Goal:
Find each line holding the word "image" and give the number of such lines, nothing else.

──────

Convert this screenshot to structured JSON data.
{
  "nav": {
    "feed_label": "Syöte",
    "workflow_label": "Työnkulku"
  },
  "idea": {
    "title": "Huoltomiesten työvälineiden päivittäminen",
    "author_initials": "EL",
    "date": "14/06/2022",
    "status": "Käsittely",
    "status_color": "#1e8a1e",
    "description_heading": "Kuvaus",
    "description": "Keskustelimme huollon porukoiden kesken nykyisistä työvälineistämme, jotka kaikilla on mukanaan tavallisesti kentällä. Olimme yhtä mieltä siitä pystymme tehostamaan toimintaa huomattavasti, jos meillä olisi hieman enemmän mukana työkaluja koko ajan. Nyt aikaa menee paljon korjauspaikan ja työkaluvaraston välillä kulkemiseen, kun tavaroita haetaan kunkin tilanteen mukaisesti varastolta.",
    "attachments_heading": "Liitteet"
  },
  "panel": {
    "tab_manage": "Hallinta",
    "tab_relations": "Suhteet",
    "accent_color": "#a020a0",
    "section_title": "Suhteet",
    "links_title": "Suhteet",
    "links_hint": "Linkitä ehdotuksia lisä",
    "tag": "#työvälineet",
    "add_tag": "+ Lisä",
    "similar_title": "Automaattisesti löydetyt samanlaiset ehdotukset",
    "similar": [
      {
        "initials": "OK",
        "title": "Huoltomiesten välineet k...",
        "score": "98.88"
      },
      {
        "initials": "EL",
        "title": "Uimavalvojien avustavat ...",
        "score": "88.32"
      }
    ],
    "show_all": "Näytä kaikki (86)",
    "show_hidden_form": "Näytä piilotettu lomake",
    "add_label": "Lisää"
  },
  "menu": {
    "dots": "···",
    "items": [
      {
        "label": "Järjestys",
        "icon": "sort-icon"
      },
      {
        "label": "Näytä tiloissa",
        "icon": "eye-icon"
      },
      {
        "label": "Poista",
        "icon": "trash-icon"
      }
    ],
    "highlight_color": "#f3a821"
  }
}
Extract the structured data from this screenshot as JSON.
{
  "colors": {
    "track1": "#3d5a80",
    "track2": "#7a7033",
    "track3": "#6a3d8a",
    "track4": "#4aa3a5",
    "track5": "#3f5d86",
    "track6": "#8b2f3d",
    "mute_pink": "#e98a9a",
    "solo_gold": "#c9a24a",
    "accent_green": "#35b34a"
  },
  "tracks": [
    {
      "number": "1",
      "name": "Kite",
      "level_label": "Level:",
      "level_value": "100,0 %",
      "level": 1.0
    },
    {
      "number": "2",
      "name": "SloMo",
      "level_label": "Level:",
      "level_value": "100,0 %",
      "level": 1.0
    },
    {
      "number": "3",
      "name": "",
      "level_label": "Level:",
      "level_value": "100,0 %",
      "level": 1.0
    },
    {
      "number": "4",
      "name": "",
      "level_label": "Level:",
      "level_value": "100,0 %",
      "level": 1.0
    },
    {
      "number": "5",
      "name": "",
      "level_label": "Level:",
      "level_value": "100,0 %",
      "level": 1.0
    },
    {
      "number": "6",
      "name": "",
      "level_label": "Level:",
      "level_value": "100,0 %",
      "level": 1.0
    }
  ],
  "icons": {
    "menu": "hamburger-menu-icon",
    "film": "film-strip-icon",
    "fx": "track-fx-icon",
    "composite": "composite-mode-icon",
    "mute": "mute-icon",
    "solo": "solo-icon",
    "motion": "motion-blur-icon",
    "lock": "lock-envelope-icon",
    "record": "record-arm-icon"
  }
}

──────

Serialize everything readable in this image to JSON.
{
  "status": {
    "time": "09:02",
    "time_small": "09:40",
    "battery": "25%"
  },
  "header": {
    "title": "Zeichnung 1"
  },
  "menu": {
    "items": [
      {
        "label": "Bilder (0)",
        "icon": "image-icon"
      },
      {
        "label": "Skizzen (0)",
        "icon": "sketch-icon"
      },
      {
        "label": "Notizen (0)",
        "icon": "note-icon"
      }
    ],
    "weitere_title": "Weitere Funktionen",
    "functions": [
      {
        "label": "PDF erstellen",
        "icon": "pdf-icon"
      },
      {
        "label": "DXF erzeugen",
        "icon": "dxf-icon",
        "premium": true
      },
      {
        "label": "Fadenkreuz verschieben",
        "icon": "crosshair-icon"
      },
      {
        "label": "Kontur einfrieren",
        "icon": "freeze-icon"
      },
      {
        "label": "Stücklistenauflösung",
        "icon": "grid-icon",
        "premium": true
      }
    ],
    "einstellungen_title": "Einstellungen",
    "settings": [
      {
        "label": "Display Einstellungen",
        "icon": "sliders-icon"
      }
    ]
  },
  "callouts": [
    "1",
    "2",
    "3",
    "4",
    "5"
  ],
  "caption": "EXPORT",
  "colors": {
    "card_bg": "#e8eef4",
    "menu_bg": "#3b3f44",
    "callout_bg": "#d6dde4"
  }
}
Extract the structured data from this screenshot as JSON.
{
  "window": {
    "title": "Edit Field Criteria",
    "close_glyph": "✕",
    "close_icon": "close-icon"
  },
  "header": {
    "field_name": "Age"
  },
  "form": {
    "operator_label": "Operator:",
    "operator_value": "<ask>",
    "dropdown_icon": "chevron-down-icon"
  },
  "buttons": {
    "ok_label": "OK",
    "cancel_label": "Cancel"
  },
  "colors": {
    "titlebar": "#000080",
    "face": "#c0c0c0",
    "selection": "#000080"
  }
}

──────

Reply to the exercise:
2